__BRIEF__:
Could you repeat the records below exactly, leaving out any pictures?

[Stored dataset items]
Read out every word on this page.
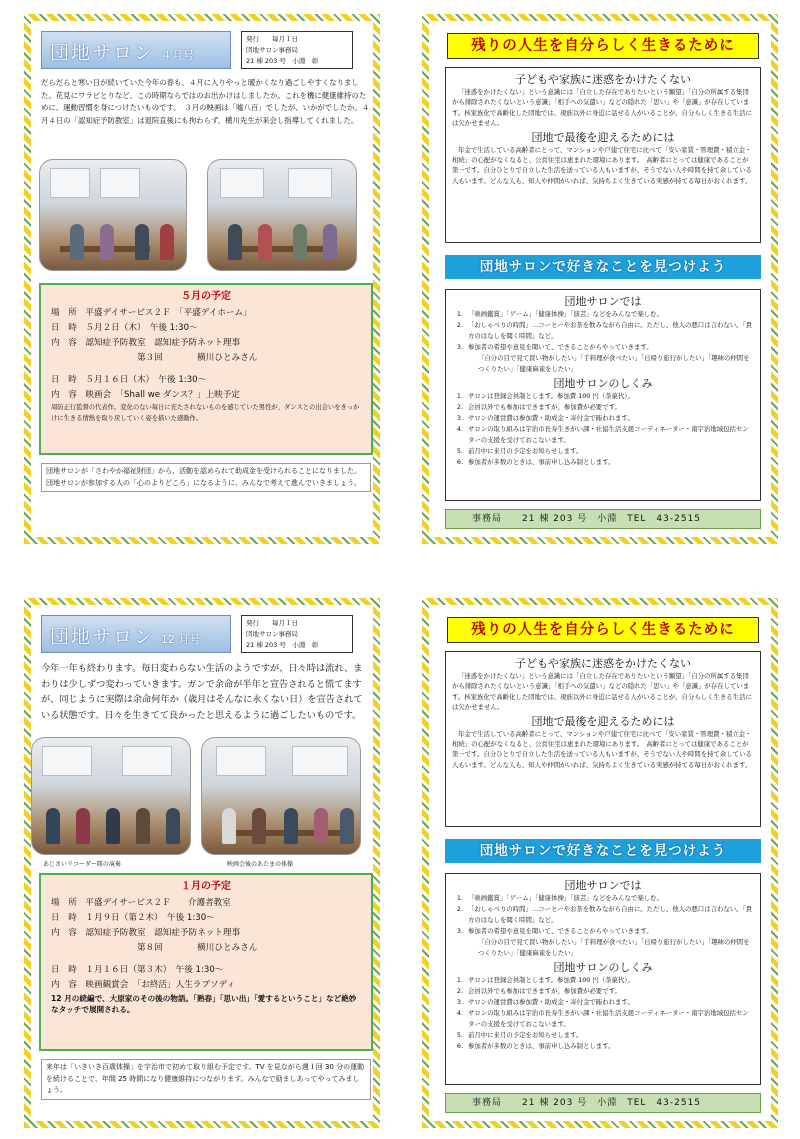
団地サロン ４月号
発行　　毎月１日
団地サロン事務局
21 棟 203 号　小淵　彰
だらだらと寒い日が続いていた今年の春も、４月に入りやっと暖かくなり過ごしやすくなりました。花見にワラビとりなど、この時期ならではのお出かけはしましたか。これを機に健康維持のために、運動習慣を身につけたいものです。　３月の映画は「嘘八百」でしたが、いかがでしたか。４月４日の「認知症予防教室」は退院直後にも拘わらず、横川先生が来会し指導してくれました。
５月の予定
場　所　平盛デイサービス２Ｆ　「平盛デイホーム」
日　時　５月２日（木）　午後 1:30～
内　容　認知症予防教室　認知症予防ネット理事
第３回　　　　横川ひとみさん
日　時　５月１６日（木）　午後 1:30～
内　容　映画会　「Shall we ダンス？」上映予定
周防正行監督の代表作。変化のない毎日に充たされないものを感じていた男性が、ダンスとの出会いをきっかけに生きる情熱を取り戻していく姿を描いた感動作。
団地サロンが「さわやか福祉財団」から、活動を認められて助成金を受けられることになりました。団地サロンが参加する人の「心のよりどころ」になるように、みんなで考えて進んでいきましょう。
残りの人生を自分らしく生きるために
子どもや家族に迷惑をかけたくない
「迷惑をかけたくない」という意識には「自立した存在でありたいという願望」「自分の所属する集団から排除されたくないという意識」「相手への気遣い」などの隠れた「思い」や「意識」が存在しています。核家族化で高齢化した団地では、現族以外に身近に話せる人がいることが、自分らしく生きる生活には欠かせません。
団地で最後を迎えるためには
年金で生活している高齢者にとって、マンションや戸建て住宅に比べて「安い家賃・管理費・積立金・相続」の心配がなくなると、公営住宅は恵まれた環境にあります。　高齢者にとっては健康であることが第一です。自分ひとりで自立した生活を送っている人もいますが、そうでない人や時間を持て余している人もいます。どんな人も、知人や仲間がいれば、気持ちよく生きている実感が持てる毎日がおくれます。
団地サロンで好きなことを見つけよう
団地サロンでは
1. 「映画鑑賞」「ゲーム」「健康体操」「演芸」などをみんなで楽しむ。
2. 「おしゃべりの時間」…コーヒーやお茶を飲みながら自由に。ただし、他人の悪口は言わない。「貴方のはなしを聞く時間」など。
3. 参加者の希望や意見を聞いて、できることからやっていきます。
「自分の目で見て買い物がしたい」「手料理が食べたい」「日帰り旅行がしたい」「趣味の仲間をつくりたい」「健康麻雀をしたい」
団地サロンのしくみ
1. サロンは登録会員制とします。参加費 100 円（茶菓代）。
2. 会員以外でも参加はできますが、参加費が必要です。
3. サロンの運営費は参加費・助成金・寄付金で賄われます。
4. サロンの取り組みは宇治市長寿生きがい課・社協生活支援コーディネーター・南宇治地域包括センターの支援を受けておこないます。
5. 前月中に来月の予定をお知らせします。
6. 参加者が多数のときは、事前申し込み制とします。
事務局　　21 棟 203 号　小淵　TEL　43-2515
団地サロン 12 月号
発行　　毎月１日
団地サロン事務局
21 棟 203 号　小淵　彰
今年一年も終わります。毎日変わらない生活のようですが、日々時は流れ、まわりは少しずつ変わっていきます。ガンで余命が半年と宣告されると慌てますが、同じように実際は余命何年か（歳月はそんなに永くない日）を宣告されている状態です。日々を生きてて良かったと思えるように過ごしたいものです。
あじさいリコーダー隊の演奏	映画会後のあたまの体操
１月の予定
場　所　平盛デイサービス２Ｆ　　介護者教室
日　時　１月９日（第２木）　午後 1:30～
内　容　認知症予防教室　認知症予防ネット理事
第８回　　　　横川ひとみさん
日　時　１月１６日（第３木）　午後 1:30～
内　容　映画観賞会　「お終活」人生ラプソディ
12 月の続編で、大原家のその後の物語。「熟春」「思い出」「愛するということ」など絶妙なタッチで展開される。
来年は「いきいき百歳体操」を宇治市で初めて取り組む予定です。TV を見ながら週１回 30 分の運動を続けることで、年間 25 時間になり健康維持につながります。みんなで励ましあってやってみましょう。
残りの人生を自分らしく生きるために
子どもや家族に迷惑をかけたくない
「迷惑をかけたくない」という意識には「自立した存在でありたいという願望」「自分の所属する集団から排除されたくないという意識」「相手への気遣い」などの隠れた「思い」や「意識」が存在しています。核家族化で高齢化した団地では、現族以外に身近に話せる人がいることが、自分らしく生きる生活には欠かせません。
団地で最後を迎えるためには
年金で生活している高齢者にとって、マンションや戸建て住宅に比べて「安い家賃・管理費・積立金・相続」の心配がなくなると、公営住宅は恵まれた環境にあります。　高齢者にとっては健康であることが第一です。自分ひとりで自立した生活を送っている人もいますが、そうでない人や時間を持て余している人もいます。どんな人も、知人や仲間がいれば、気持ちよく生きている実感が持てる毎日がおくれます。
団地サロンで好きなことを見つけよう
団地サロンでは
1. 「映画鑑賞」「ゲーム」「健康体操」「演芸」などをみんなで楽しむ。
2. 「おしゃべりの時間」…コーヒーやお茶を飲みながら自由に。ただし、他人の悪口は言わない。「貴方のはなしを聞く時間」など。
3. 参加者の希望や意見を聞いて、できることからやっていきます。
「自分の目で見て買い物がしたい」「手料理が食べたい」「日帰り旅行がしたい」「趣味の仲間をつくりたい」「健康麻雀をしたい」
団地サロンのしくみ
1. サロンは登録会員制とします。参加費 100 円（茶菓代）。
2. 会員以外でも参加はできますが、参加費が必要です。
3. サロンの運営費は参加費・助成金・寄付金で賄われます。
4. サロンの取り組みは宇治市長寿生きがい課・社協生活支援コーディネーター・南宇治地域包括センターの支援を受けておこないます。
5. 前月中に来月の予定をお知らせします。
6. 参加者が多数のときは、事前申し込み制とします。
事務局　　21 棟 203 号　小淵　TEL　43-2515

__WRITTEN ANSWER__:
Read out every word on this page.
団地サロン ４月号
発行　　毎月１日
団地サロン事務局
21 棟 203 号　小淵　彰
だらだらと寒い日が続いていた今年の春も、４月に入りやっと暖かくなり過ごしやすくなりました。花見にワラビとりなど、この時期ならではのお出かけはしましたか。これを機に健康維持のために、運動習慣を身につけたいものです。　３月の映画は「嘘八百」でしたが、いかがでしたか。４月４日の「認知症予防教室」は退院直後にも拘わらず、横川先生が来会し指導してくれました。
５月の予定
場　所　平盛デイサービス２Ｆ　「平盛デイホーム」
日　時　５月２日（木）　午後 1:30～
内　容　認知症予防教室　認知症予防ネット理事
第３回　　　　横川ひとみさん
日　時　５月１６日（木）　午後 1:30～
内　容　映画会　「Shall we ダンス？」上映予定
周防正行監督の代表作。変化のない毎日に充たされないものを感じていた男性が、ダンスとの出会いをきっかけに生きる情熱を取り戻していく姿を描いた感動作。
団地サロンが「さわやか福祉財団」から、活動を認められて助成金を受けられることになりました。団地サロンが参加する人の「心のよりどころ」になるように、みんなで考えて進んでいきましょう。
残りの人生を自分らしく生きるために
子どもや家族に迷惑をかけたくない
「迷惑をかけたくない」という意識には「自立した存在でありたいという願望」「自分の所属する集団から排除されたくないという意識」「相手への気遣い」などの隠れた「思い」や「意識」が存在しています。核家族化で高齢化した団地では、現族以外に身近に話せる人がいることが、自分らしく生きる生活には欠かせません。
団地で最後を迎えるためには
年金で生活している高齢者にとって、マンションや戸建て住宅に比べて「安い家賃・管理費・積立金・相続」の心配がなくなると、公営住宅は恵まれた環境にあります。　高齢者にとっては健康であることが第一です。自分ひとりで自立した生活を送っている人もいますが、そうでない人や時間を持て余している人もいます。どんな人も、知人や仲間がいれば、気持ちよく生きている実感が持てる毎日がおくれます。
団地サロンで好きなことを見つけよう
団地サロンでは
1. 「映画鑑賞」「ゲーム」「健康体操」「演芸」などをみんなで楽しむ。
2. 「おしゃべりの時間」…コーヒーやお茶を飲みながら自由に。ただし、他人の悪口は言わない。「貴方のはなしを聞く時間」など。
3. 参加者の希望や意見を聞いて、できることからやっていきます。
「自分の目で見て買い物がしたい」「手料理が食べたい」「日帰り旅行がしたい」「趣味の仲間をつくりたい」「健康麻雀をしたい」
団地サロンのしくみ
1. サロンは登録会員制とします。参加費 100 円（茶菓代）。
2. 会員以外でも参加はできますが、参加費が必要です。
3. サロンの運営費は参加費・助成金・寄付金で賄われます。
4. サロンの取り組みは宇治市長寿生きがい課・社協生活支援コーディネーター・南宇治地域包括センターの支援を受けておこないます。
5. 前月中に来月の予定をお知らせします。
6. 参加者が多数のときは、事前申し込み制とします。
事務局　　21 棟 203 号　小淵　TEL　43-2515
団地サロン 12 月号
発行　　毎月１日
団地サロン事務局
21 棟 203 号　小淵　彰
今年一年も終わります。毎日変わらない生活のようですが、日々時は流れ、まわりは少しずつ変わっていきます。ガンで余命が半年と宣告されると慌てますが、同じように実際は余命何年か（歳月はそんなに永くない日）を宣告されている状態です。日々を生きてて良かったと思えるように過ごしたいものです。
あじさいリコーダー隊の演奏	映画会後のあたまの体操
１月の予定
場　所　平盛デイサービス２Ｆ　　介護者教室
日　時　１月９日（第２木）　午後 1:30～
内　容　認知症予防教室　認知症予防ネット理事
第８回　　　　横川ひとみさん
日　時　１月１６日（第３木）　午後 1:30～
内　容　映画観賞会　「お終活」人生ラプソディ
12 月の続編で、大原家のその後の物語。「熟春」「思い出」「愛するということ」など絶妙なタッチで展開される。
来年は「いきいき百歳体操」を宇治市で初めて取り組む予定です。TV を見ながら週１回 30 分の運動を続けることで、年間 25 時間になり健康維持につながります。みんなで励ましあってやってみましょう。
残りの人生を自分らしく生きるために
子どもや家族に迷惑をかけたくない
「迷惑をかけたくない」という意識には「自立した存在でありたいという願望」「自分の所属する集団から排除されたくないという意識」「相手への気遣い」などの隠れた「思い」や「意識」が存在しています。核家族化で高齢化した団地では、現族以外に身近に話せる人がいることが、自分らしく生きる生活には欠かせません。
団地で最後を迎えるためには
年金で生活している高齢者にとって、マンションや戸建て住宅に比べて「安い家賃・管理費・積立金・相続」の心配がなくなると、公営住宅は恵まれた環境にあります。　高齢者にとっては健康であることが第一です。自分ひとりで自立した生活を送っている人もいますが、そうでない人や時間を持て余している人もいます。どんな人も、知人や仲間がいれば、気持ちよく生きている実感が持てる毎日がおくれます。
団地サロンで好きなことを見つけよう
団地サロンでは
1. 「映画鑑賞」「ゲーム」「健康体操」「演芸」などをみんなで楽しむ。
2. 「おしゃべりの時間」…コーヒーやお茶を飲みながら自由に。ただし、他人の悪口は言わない。「貴方のはなしを聞く時間」など。
3. 参加者の希望や意見を聞いて、できることからやっていきます。
「自分の目で見て買い物がしたい」「手料理が食べたい」「日帰り旅行がしたい」「趣味の仲間をつくりたい」「健康麻雀をしたい」
団地サロンのしくみ
1. サロンは登録会員制とします。参加費 100 円（茶菓代）。
2. 会員以外でも参加はできますが、参加費が必要です。
3. サロンの運営費は参加費・助成金・寄付金で賄われます。
4. サロンの取り組みは宇治市長寿生きがい課・社協生活支援コーディネーター・南宇治地域包括センターの支援を受けておこないます。
5. 前月中に来月の予定をお知らせします。
6. 参加者が多数のときは、事前申し込み制とします。
事務局　　21 棟 203 号　小淵　TEL　43-2515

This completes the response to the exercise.